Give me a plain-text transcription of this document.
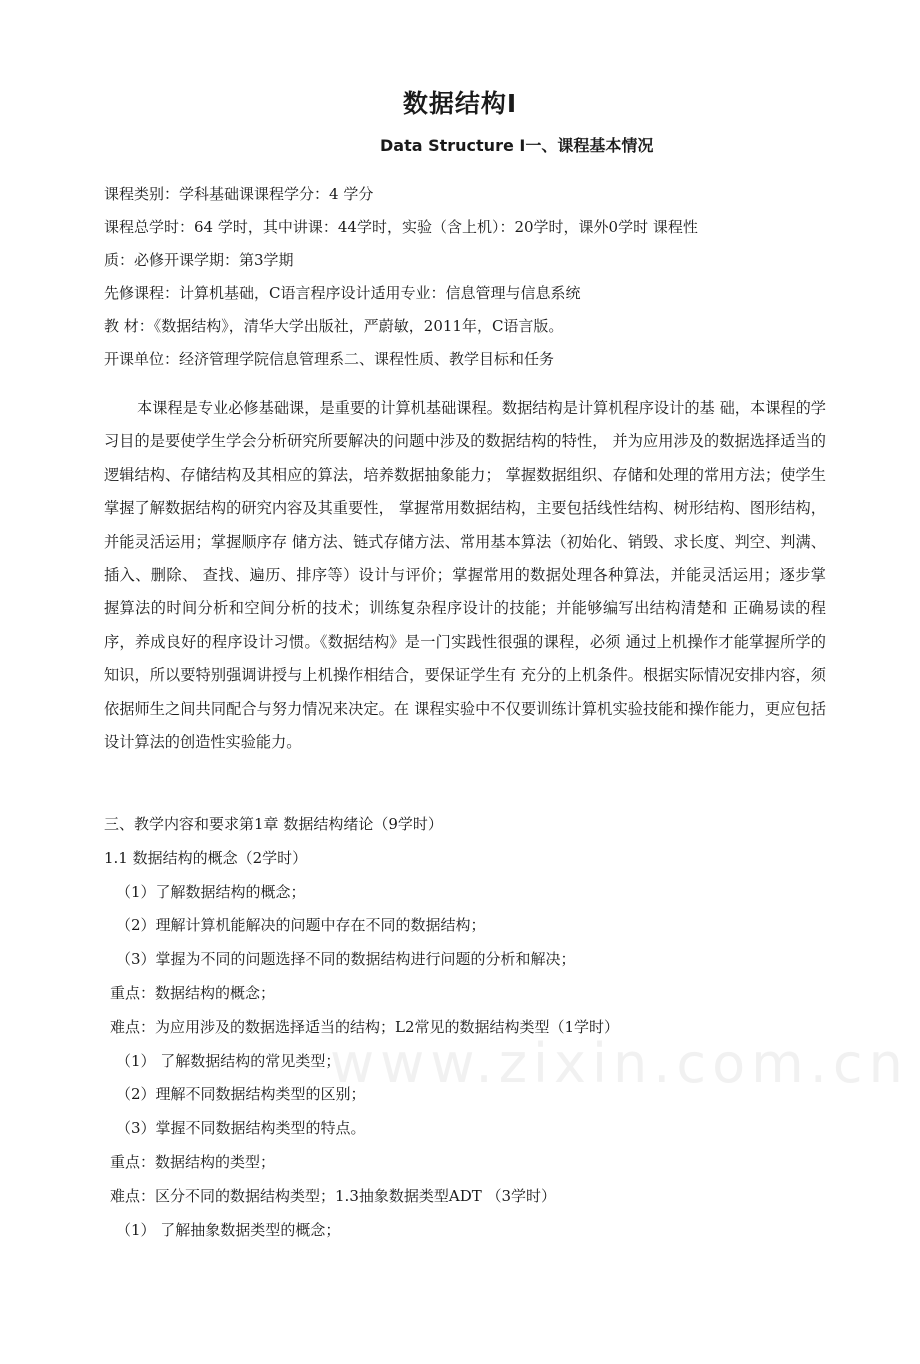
数据结构Ⅰ
Data Structure I一、课程基本情况
课程类别：学科基础课课程学分：4 学分
课程总学时：64 学时，其中讲课：44学时，实验（含上机）：20学时，课外0学时 课程性
质：必修开课学期：第3学期
先修课程：计算机基础，C语言程序设计适用专业：信息管理与信息系统
教 材：《数据结构》，清华大学出版社，严蔚敏，2011年，C语言版。
开课单位：经济管理学院信息管理系二、课程性质、教学目标和任务
本课程是专业必修基础课，是重要的计算机基础课程。数据结构是计算机程序设计的基 础，本课程的学习目的是要使学生学会分析研究所要解决的问题中涉及的数据结构的特性， 并为应用涉及的数据选择适当的逻辑结构、存储结构及其相应的算法，培养数据抽象能力； 掌握数据组织、存储和处理的常用方法；使学生掌握了解数据结构的研究内容及其重要性， 掌握常用数据结构，主要包括线性结构、树形结构、图形结构，并能灵活运用；掌握顺序存 储方法、链式存储方法、常用基本算法（初始化、销毁、求长度、判空、判满、插入、删除、 查找、遍历、排序等）设计与评价；掌握常用的数据处理各种算法，并能灵活运用；逐步掌 握算法的时间分析和空间分析的技术；训练复杂程序设计的技能；并能够编写出结构清楚和 正确易读的程序，养成良好的程序设计习惯。《数据结构》是一门实践性很强的课程，必须 通过上机操作才能掌握所学的知识，所以要特别强调讲授与上机操作相结合，要保证学生有 充分的上机条件。根据实际情况安排内容，须依据师生之间共同配合与努力情况来决定。在 课程实验中不仅要训练计算机实验技能和操作能力，更应包括设计算法的创造性实验能力。
三、教学内容和要求第1章 数据结构绪论（9学时）
1.1 数据结构的概念（2学时）
（1）了解数据结构的概念；
（2）理解计算机能解决的问题中存在不同的数据结构；
（3）掌握为不同的问题选择不同的数据结构进行问题的分析和解决；
重点：数据结构的概念；
难点：为应用涉及的数据选择适当的结构；L2常见的数据结构类型（1学时）
（1） 了解数据结构的常见类型；
（2）理解不同数据结构类型的区别；
（3）掌握不同数据结构类型的特点。
重点：数据结构的类型；
难点：区分不同的数据结构类型；1.3抽象数据类型ADT （3学时）
（1） 了解抽象数据类型的概念；
www.zixin.com.cn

# # #

▸ What is needed:
Reproduce the full listing faithfully, but do not carry over any pictures.

▸ Solved problem:
Give me a plain-text transcription of this document.
数据结构Ⅰ
Data Structure I一、课程基本情况
课程类别：学科基础课课程学分：4 学分
课程总学时：64 学时，其中讲课：44学时，实验（含上机）：20学时，课外0学时 课程性
质：必修开课学期：第3学期
先修课程：计算机基础，C语言程序设计适用专业：信息管理与信息系统
教 材：《数据结构》，清华大学出版社，严蔚敏，2011年，C语言版。
开课单位：经济管理学院信息管理系二、课程性质、教学目标和任务
本课程是专业必修基础课，是重要的计算机基础课程。数据结构是计算机程序设计的基 础，本课程的学习目的是要使学生学会分析研究所要解决的问题中涉及的数据结构的特性， 并为应用涉及的数据选择适当的逻辑结构、存储结构及其相应的算法，培养数据抽象能力； 掌握数据组织、存储和处理的常用方法；使学生掌握了解数据结构的研究内容及其重要性， 掌握常用数据结构，主要包括线性结构、树形结构、图形结构，并能灵活运用；掌握顺序存 储方法、链式存储方法、常用基本算法（初始化、销毁、求长度、判空、判满、插入、删除、 查找、遍历、排序等）设计与评价；掌握常用的数据处理各种算法，并能灵活运用；逐步掌 握算法的时间分析和空间分析的技术；训练复杂程序设计的技能；并能够编写出结构清楚和 正确易读的程序，养成良好的程序设计习惯。《数据结构》是一门实践性很强的课程，必须 通过上机操作才能掌握所学的知识，所以要特别强调讲授与上机操作相结合，要保证学生有 充分的上机条件。根据实际情况安排内容，须依据师生之间共同配合与努力情况来决定。在 课程实验中不仅要训练计算机实验技能和操作能力，更应包括设计算法的创造性实验能力。
三、教学内容和要求第1章 数据结构绪论（9学时）
1.1 数据结构的概念（2学时）
（1）了解数据结构的概念；
（2）理解计算机能解决的问题中存在不同的数据结构；
（3）掌握为不同的问题选择不同的数据结构进行问题的分析和解决；
重点：数据结构的概念；
难点：为应用涉及的数据选择适当的结构；L2常见的数据结构类型（1学时）
（1） 了解数据结构的常见类型；
（2）理解不同数据结构类型的区别；
（3）掌握不同数据结构类型的特点。
重点：数据结构的类型；
难点：区分不同的数据结构类型；1.3抽象数据类型ADT （3学时）
（1） 了解抽象数据类型的概念；
www.zixin.com.cn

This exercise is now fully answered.